[Raw records]
———

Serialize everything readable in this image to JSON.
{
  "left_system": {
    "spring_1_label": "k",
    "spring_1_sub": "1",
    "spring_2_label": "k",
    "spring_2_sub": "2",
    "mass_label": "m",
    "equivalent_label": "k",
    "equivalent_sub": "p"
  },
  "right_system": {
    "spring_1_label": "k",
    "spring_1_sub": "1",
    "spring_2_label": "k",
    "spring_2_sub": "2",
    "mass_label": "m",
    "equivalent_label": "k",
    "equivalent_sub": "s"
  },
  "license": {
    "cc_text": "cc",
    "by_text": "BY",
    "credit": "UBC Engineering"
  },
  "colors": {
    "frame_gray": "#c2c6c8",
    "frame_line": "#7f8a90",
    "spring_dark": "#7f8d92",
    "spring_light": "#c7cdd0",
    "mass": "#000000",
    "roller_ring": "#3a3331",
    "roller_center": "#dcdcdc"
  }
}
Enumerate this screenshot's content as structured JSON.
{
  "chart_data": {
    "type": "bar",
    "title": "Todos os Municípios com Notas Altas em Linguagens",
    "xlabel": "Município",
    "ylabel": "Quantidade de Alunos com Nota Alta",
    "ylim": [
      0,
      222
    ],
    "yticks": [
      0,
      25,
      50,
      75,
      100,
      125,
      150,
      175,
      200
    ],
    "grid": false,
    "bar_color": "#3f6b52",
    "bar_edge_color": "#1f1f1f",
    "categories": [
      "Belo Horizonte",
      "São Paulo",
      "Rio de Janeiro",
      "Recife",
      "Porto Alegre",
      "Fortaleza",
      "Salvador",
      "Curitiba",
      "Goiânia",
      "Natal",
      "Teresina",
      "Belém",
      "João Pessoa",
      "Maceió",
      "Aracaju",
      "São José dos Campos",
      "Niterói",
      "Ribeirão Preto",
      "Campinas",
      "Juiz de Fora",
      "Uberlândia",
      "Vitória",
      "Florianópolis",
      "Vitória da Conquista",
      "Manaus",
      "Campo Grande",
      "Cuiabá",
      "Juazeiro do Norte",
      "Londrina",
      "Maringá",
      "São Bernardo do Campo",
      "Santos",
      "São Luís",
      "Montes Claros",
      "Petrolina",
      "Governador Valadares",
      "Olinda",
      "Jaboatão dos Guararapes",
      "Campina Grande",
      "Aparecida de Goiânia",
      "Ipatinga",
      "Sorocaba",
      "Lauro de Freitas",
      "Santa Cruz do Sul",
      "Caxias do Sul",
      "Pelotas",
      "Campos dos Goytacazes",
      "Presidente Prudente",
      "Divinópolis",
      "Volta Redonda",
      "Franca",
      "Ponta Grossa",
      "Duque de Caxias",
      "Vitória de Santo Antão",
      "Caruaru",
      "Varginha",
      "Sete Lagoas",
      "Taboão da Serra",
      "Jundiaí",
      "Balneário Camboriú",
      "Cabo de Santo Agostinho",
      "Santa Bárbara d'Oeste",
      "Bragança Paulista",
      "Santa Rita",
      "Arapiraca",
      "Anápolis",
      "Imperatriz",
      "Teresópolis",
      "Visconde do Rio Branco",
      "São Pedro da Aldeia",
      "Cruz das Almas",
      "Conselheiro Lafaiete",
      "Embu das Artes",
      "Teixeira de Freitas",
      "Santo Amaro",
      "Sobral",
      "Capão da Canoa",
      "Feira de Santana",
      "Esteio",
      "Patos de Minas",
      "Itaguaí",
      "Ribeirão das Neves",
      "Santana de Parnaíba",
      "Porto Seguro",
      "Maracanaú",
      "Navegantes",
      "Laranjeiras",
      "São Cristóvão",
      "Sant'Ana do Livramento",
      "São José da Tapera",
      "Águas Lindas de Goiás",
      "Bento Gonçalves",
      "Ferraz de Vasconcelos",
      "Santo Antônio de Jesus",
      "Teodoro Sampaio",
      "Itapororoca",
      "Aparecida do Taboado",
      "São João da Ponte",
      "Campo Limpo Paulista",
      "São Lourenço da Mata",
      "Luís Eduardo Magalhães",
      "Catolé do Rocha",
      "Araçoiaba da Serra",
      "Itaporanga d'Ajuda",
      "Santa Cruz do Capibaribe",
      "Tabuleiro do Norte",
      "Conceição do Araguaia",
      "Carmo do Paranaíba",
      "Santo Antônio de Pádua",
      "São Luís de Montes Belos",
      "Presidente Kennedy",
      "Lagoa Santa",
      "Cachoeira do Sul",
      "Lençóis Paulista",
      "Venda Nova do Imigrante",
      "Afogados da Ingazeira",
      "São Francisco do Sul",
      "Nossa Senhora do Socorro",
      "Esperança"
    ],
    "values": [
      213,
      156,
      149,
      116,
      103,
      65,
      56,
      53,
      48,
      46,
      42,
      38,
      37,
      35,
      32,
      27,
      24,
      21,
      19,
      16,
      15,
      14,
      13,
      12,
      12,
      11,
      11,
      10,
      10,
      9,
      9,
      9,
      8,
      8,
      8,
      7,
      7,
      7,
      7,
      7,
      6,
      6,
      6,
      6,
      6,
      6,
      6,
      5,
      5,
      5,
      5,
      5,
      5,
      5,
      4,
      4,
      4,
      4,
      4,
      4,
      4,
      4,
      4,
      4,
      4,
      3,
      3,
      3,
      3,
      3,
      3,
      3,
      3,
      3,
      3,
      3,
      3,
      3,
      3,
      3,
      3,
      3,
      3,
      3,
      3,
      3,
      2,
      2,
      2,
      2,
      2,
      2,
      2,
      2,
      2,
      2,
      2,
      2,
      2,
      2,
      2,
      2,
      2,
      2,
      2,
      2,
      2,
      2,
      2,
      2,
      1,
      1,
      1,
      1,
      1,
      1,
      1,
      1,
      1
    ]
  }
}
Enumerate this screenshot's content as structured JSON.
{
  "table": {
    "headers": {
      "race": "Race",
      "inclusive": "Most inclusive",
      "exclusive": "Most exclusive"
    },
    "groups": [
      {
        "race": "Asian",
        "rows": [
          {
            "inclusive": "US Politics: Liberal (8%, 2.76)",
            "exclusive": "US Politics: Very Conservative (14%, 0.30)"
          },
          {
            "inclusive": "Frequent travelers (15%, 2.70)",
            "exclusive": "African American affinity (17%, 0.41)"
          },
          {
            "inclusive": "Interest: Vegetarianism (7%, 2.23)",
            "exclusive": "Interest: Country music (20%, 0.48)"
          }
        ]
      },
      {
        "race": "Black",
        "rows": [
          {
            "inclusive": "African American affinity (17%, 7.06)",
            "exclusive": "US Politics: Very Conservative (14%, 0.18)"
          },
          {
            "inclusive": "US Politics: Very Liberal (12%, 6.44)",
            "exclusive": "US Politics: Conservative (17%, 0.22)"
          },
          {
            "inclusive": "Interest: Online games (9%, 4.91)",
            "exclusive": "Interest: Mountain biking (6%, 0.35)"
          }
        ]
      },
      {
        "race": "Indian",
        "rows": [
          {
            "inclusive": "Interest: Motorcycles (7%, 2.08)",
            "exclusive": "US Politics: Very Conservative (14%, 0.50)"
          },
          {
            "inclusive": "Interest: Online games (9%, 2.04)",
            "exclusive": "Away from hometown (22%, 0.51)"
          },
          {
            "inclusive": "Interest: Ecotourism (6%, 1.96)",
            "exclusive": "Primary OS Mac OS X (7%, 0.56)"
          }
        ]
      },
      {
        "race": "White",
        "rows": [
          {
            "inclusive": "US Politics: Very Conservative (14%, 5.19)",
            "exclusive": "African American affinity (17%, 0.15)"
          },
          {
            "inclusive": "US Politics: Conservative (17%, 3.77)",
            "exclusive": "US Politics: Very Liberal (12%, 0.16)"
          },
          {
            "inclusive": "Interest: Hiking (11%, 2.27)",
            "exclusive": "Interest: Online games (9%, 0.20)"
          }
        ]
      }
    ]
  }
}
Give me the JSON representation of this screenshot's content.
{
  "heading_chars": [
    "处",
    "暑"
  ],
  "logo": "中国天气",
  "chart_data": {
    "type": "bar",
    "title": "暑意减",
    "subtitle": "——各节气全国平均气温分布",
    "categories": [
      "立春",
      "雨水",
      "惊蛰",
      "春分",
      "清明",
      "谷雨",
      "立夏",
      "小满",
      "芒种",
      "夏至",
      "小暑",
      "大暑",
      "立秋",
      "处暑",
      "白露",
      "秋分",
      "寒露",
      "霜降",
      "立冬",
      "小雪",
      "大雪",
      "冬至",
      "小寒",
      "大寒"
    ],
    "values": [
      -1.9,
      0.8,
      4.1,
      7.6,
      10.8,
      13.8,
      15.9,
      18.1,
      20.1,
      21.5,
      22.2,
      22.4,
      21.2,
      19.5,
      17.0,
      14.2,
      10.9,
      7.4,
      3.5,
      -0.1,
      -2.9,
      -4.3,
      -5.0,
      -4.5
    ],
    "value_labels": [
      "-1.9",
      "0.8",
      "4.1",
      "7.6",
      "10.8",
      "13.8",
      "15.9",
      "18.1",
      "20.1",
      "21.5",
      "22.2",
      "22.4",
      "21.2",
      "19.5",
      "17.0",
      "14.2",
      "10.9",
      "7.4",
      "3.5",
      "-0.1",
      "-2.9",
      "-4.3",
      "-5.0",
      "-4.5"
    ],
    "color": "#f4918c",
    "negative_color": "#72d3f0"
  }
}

———

__WHAT YOU WILL DO__
Every line above that contains the word "Liberal" should be reported.

__OUTPUT OF THE TASK__
            "inclusive": "US Politics: Liberal (8%, 2.76)",
            "inclusive": "US Politics: Very Liberal (12%, 6.44)",
            "exclusive": "US Politics: Very Liberal (12%, 0.16)"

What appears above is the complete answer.